◆ TASK INSTRUCTIONS ◆
Extract each line where the string "SLEIGH" shows up.

(Dataset entries)
*****

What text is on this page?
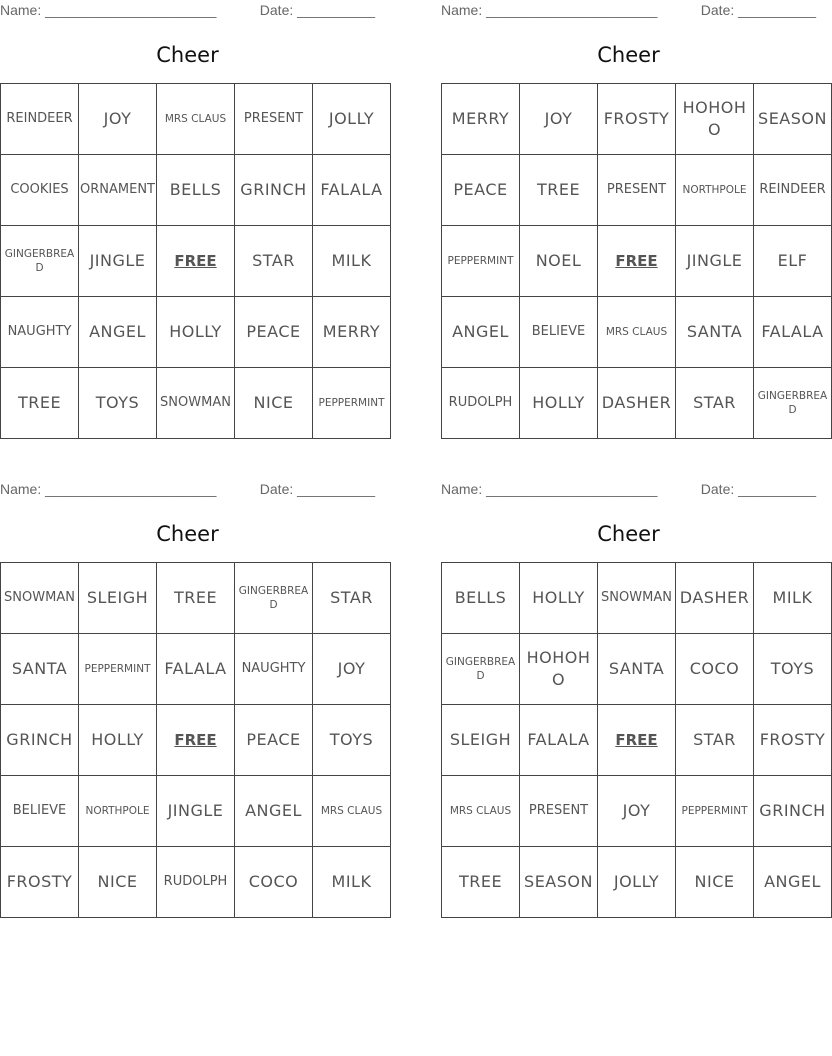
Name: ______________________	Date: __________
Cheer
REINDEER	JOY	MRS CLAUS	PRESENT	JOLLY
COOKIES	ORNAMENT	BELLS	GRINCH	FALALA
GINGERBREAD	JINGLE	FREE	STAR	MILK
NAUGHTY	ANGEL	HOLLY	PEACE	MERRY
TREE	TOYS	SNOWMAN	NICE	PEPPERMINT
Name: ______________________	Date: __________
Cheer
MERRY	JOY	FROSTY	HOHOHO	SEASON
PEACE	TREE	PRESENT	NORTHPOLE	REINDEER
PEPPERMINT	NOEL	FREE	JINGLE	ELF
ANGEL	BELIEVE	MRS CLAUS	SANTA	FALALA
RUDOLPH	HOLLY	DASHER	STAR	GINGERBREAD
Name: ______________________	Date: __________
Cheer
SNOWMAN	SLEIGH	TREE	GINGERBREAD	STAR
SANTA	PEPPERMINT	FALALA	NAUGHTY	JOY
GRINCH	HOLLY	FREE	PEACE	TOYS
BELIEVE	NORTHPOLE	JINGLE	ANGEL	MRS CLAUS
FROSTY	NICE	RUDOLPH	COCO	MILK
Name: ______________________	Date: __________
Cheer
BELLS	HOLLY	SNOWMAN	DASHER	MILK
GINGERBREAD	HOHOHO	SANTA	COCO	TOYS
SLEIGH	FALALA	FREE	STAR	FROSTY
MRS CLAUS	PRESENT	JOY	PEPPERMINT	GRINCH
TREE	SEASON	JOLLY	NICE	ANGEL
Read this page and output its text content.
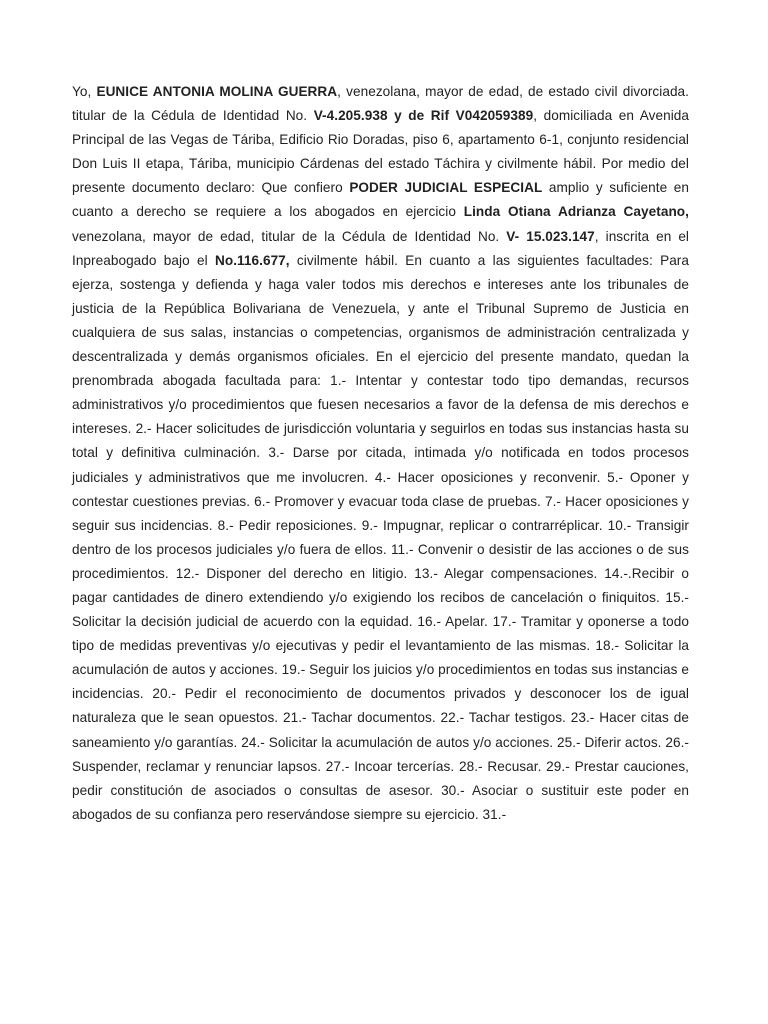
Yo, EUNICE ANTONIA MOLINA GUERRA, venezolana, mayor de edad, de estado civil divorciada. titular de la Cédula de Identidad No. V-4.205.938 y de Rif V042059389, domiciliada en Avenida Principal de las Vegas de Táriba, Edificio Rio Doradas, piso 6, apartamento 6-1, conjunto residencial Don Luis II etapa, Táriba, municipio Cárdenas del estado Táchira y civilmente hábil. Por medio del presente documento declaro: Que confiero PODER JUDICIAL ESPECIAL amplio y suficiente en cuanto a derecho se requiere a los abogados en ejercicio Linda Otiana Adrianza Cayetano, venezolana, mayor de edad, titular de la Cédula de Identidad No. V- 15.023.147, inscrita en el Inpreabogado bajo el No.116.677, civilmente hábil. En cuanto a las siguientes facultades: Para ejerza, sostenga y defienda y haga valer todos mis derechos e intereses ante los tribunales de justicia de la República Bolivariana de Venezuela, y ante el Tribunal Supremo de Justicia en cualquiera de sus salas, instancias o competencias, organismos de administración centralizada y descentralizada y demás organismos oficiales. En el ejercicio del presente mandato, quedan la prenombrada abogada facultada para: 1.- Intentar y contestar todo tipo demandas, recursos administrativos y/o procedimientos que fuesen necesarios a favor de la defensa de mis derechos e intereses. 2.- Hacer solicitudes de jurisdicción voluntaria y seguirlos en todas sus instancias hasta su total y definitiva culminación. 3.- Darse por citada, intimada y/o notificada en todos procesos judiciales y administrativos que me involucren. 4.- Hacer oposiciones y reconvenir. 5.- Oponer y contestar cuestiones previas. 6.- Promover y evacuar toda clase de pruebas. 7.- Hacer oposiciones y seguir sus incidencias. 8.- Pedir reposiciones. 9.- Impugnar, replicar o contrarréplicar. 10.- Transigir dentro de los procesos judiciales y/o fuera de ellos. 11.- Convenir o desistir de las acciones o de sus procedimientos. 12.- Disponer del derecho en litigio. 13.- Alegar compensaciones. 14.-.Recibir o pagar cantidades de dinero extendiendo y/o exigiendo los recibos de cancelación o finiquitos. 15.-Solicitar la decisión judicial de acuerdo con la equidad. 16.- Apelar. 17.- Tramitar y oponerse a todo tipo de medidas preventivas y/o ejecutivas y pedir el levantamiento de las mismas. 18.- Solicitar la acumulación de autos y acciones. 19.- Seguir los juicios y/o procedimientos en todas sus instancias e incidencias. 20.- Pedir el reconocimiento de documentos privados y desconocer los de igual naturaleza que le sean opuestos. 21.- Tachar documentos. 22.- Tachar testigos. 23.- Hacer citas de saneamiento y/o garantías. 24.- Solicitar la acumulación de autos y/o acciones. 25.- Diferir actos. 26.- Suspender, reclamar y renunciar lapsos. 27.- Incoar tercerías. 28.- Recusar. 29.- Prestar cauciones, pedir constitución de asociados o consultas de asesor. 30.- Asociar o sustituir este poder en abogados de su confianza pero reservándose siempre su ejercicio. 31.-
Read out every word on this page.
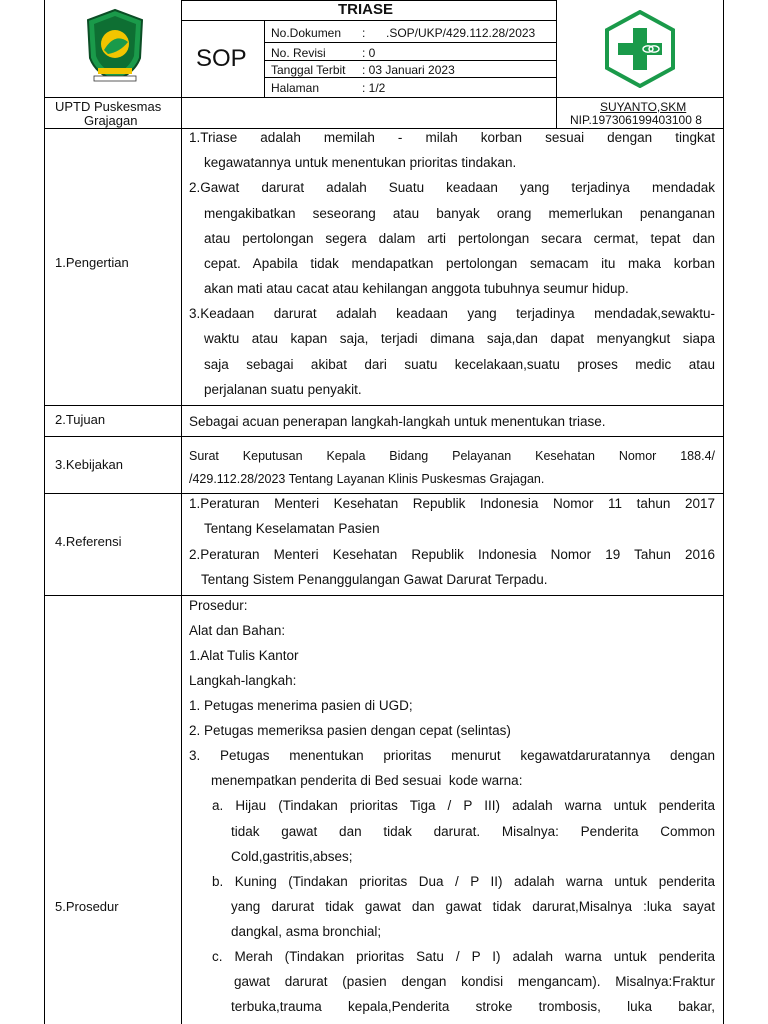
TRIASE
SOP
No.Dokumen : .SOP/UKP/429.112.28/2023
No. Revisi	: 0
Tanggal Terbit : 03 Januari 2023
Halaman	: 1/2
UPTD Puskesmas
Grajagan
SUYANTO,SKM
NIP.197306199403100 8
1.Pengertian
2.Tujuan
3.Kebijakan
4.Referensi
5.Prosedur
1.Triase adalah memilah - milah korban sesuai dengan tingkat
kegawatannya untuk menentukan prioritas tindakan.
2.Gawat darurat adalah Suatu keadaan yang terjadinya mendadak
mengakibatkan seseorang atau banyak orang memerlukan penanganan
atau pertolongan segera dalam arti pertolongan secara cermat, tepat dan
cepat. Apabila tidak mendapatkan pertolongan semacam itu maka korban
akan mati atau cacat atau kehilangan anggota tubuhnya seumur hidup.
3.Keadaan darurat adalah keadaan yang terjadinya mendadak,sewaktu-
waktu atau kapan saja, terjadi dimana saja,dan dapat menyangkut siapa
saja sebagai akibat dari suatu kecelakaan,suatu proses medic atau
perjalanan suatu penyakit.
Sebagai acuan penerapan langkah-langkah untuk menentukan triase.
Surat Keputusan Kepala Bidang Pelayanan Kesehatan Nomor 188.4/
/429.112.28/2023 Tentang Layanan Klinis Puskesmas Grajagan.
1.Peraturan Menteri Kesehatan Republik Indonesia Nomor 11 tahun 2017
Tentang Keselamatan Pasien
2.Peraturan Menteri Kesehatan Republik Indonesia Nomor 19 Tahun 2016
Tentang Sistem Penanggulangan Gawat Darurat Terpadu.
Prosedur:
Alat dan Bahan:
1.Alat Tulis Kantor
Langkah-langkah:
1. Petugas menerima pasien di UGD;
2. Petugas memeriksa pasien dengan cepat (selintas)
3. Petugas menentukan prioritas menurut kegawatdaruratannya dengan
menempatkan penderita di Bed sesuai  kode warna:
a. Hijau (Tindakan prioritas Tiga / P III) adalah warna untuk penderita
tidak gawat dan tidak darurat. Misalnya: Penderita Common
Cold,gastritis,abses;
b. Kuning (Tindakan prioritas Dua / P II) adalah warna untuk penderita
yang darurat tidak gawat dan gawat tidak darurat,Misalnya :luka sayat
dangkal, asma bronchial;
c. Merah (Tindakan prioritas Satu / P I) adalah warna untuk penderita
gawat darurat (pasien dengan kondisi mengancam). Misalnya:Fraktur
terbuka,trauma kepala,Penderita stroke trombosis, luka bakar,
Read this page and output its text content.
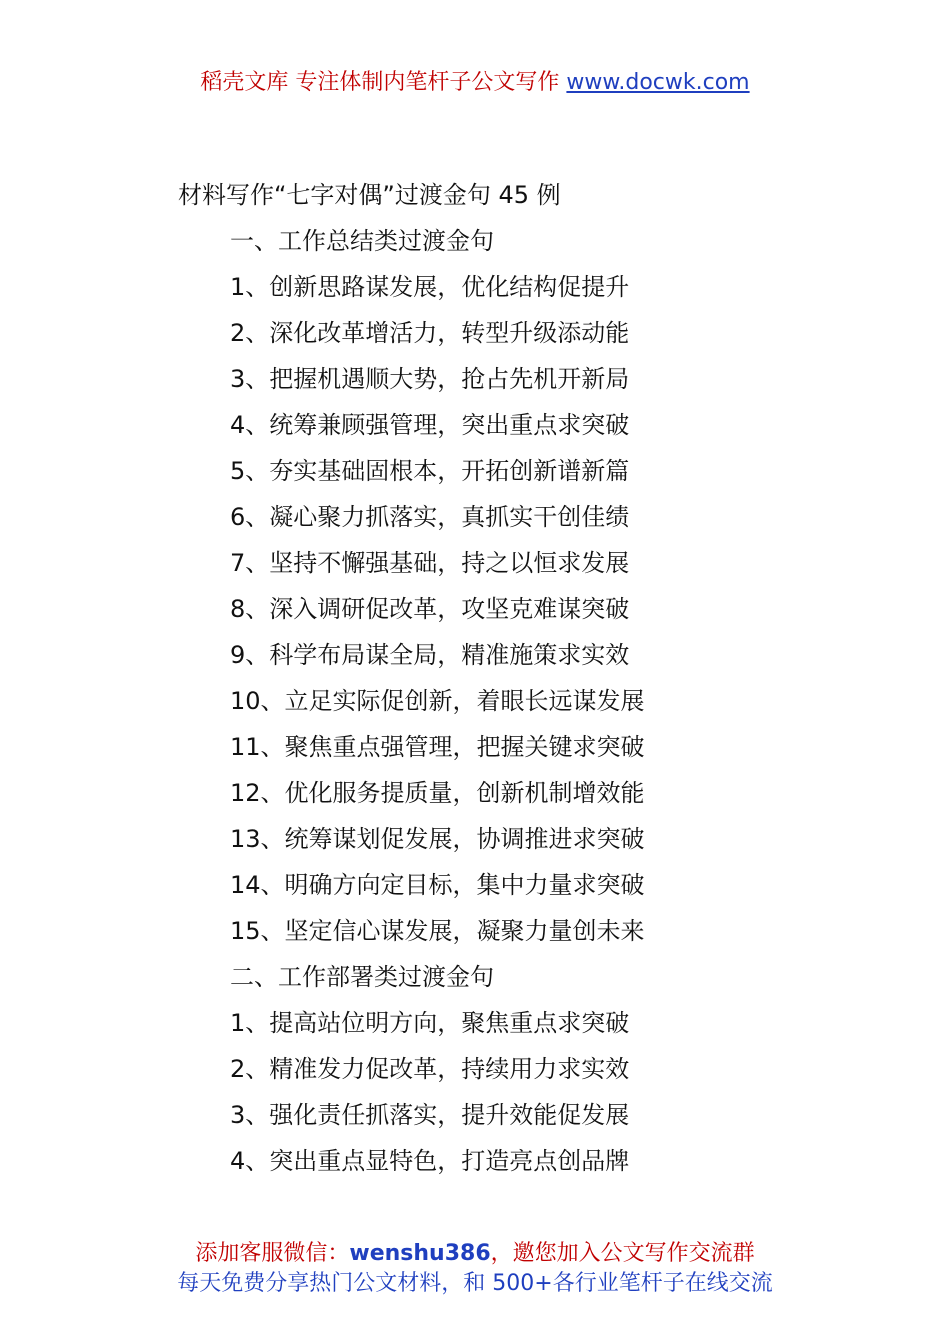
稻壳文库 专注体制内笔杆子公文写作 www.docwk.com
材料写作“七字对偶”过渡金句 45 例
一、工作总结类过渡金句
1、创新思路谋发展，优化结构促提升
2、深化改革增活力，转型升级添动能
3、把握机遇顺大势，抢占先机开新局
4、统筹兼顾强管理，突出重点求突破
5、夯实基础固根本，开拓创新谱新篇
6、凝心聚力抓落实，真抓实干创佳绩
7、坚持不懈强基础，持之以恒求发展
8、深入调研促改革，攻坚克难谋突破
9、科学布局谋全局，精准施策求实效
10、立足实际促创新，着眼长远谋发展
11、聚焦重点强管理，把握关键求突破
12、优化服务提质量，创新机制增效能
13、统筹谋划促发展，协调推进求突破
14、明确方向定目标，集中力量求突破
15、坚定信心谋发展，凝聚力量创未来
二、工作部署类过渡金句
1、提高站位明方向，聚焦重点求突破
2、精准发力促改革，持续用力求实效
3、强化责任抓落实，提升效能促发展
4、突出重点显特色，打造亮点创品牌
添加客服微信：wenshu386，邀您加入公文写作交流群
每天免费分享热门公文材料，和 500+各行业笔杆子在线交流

*****

◆ WRITTEN RESPONSE ◆
SNOWMAN	SLEIGH	TREE	GINGERBREAD	STAR
SLEIGH	FALALA	FREE	STAR	FROSTY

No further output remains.